Each line that includes the string "notes" counts once; give the total and nothing else.

Saved data entries
* START *

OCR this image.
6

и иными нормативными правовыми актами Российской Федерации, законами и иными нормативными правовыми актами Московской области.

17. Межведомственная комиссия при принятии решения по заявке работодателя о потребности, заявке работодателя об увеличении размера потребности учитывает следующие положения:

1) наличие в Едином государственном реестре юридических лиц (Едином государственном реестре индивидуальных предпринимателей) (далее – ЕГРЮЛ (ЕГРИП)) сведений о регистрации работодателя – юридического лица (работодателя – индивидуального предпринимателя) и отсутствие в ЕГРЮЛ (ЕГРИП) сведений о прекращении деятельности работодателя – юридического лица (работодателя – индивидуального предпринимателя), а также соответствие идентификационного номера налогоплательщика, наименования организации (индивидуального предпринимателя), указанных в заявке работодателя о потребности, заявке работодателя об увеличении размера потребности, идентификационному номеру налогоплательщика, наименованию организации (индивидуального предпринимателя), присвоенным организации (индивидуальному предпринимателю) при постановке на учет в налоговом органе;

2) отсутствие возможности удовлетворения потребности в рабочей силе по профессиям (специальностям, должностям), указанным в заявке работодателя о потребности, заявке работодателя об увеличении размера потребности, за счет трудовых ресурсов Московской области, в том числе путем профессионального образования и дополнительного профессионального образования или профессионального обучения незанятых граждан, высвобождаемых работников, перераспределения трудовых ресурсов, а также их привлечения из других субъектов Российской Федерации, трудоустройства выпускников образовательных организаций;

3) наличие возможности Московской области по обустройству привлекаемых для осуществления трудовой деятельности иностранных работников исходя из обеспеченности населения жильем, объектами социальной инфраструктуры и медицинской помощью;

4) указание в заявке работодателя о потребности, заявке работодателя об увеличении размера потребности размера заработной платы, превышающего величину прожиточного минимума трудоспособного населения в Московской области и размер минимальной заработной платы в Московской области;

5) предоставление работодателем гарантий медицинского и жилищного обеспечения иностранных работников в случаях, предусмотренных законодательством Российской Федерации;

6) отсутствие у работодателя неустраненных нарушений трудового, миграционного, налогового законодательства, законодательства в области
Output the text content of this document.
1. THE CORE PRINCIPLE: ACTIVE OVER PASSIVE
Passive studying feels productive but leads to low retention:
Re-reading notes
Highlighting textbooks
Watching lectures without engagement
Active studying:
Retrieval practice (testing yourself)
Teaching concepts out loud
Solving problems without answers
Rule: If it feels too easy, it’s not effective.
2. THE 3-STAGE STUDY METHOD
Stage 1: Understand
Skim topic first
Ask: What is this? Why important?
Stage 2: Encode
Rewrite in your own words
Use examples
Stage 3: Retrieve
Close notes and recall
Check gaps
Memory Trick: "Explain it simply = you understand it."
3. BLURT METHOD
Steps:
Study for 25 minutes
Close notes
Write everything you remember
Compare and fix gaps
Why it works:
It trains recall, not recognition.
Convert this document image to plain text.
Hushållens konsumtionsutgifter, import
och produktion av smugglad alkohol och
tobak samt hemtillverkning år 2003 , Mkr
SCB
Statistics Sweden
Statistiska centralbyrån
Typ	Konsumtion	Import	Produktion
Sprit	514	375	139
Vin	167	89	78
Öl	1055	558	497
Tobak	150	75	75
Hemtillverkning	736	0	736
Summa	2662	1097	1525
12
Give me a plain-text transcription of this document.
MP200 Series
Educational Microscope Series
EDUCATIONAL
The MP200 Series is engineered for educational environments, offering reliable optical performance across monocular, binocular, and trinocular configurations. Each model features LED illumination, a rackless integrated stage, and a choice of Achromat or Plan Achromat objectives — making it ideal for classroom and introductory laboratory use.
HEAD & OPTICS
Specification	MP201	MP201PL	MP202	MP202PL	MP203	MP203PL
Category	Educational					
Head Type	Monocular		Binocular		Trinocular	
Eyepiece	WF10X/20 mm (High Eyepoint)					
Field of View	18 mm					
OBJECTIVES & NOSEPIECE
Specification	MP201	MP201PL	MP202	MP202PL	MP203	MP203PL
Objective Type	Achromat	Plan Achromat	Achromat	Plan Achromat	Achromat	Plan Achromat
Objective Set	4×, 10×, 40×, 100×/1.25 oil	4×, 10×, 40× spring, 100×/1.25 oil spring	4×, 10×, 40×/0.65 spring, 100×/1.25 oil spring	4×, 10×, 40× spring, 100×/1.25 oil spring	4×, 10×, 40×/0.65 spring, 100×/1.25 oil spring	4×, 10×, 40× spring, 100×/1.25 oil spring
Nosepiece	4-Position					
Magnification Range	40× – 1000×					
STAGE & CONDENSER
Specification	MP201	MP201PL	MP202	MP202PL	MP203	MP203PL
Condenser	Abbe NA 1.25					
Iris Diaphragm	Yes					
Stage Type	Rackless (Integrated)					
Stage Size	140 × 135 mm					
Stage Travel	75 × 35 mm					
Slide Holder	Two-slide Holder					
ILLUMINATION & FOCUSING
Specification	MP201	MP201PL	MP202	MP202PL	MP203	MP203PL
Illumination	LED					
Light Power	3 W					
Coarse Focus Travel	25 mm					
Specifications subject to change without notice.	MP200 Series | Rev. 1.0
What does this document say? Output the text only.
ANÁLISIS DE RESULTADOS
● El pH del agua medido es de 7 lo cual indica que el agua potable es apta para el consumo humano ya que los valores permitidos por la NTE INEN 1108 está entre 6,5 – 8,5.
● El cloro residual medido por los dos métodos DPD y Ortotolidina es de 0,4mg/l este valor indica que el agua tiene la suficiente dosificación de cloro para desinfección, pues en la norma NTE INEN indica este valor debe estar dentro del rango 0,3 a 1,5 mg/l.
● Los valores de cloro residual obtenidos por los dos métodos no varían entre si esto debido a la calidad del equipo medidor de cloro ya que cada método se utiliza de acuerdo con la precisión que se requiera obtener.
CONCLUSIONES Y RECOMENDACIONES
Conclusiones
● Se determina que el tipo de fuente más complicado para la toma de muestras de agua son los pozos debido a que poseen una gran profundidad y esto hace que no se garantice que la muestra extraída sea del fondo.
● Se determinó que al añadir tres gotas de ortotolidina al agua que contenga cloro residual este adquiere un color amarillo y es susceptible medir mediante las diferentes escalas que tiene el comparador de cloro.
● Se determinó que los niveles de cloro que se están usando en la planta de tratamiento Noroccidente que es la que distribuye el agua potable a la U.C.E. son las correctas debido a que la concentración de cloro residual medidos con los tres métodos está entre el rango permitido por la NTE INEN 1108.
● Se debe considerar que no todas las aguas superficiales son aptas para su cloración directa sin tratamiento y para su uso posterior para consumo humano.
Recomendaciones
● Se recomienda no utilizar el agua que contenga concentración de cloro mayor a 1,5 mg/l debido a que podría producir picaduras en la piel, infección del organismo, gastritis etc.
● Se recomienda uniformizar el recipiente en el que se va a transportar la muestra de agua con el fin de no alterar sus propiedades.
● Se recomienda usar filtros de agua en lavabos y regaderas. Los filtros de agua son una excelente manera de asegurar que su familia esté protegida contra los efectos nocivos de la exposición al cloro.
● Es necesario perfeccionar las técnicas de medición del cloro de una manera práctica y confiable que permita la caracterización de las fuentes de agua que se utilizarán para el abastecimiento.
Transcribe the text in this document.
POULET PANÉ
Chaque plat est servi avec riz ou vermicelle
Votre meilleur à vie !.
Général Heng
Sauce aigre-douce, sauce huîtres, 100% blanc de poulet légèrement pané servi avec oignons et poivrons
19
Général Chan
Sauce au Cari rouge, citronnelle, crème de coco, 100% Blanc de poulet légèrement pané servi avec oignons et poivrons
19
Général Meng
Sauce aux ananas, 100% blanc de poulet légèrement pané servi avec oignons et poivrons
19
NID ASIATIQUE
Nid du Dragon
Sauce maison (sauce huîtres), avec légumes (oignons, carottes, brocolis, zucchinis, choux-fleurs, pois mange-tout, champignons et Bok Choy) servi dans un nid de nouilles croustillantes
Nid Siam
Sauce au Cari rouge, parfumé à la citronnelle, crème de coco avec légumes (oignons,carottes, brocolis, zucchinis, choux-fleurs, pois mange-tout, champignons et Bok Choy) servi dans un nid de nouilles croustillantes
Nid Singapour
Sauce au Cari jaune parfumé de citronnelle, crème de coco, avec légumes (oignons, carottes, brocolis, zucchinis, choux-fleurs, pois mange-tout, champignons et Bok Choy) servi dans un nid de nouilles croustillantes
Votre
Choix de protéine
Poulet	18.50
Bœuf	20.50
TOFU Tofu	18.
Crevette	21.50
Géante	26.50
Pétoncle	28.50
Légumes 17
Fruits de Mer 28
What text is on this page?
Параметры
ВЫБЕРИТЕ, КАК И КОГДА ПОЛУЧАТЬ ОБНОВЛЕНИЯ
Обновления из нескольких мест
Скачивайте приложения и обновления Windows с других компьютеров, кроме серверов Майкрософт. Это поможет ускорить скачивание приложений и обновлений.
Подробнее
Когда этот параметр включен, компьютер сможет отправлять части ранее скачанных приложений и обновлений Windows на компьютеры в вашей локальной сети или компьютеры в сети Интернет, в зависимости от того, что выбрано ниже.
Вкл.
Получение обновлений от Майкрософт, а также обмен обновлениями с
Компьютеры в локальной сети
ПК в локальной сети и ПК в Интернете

* END *

> Answer to this exercise:
3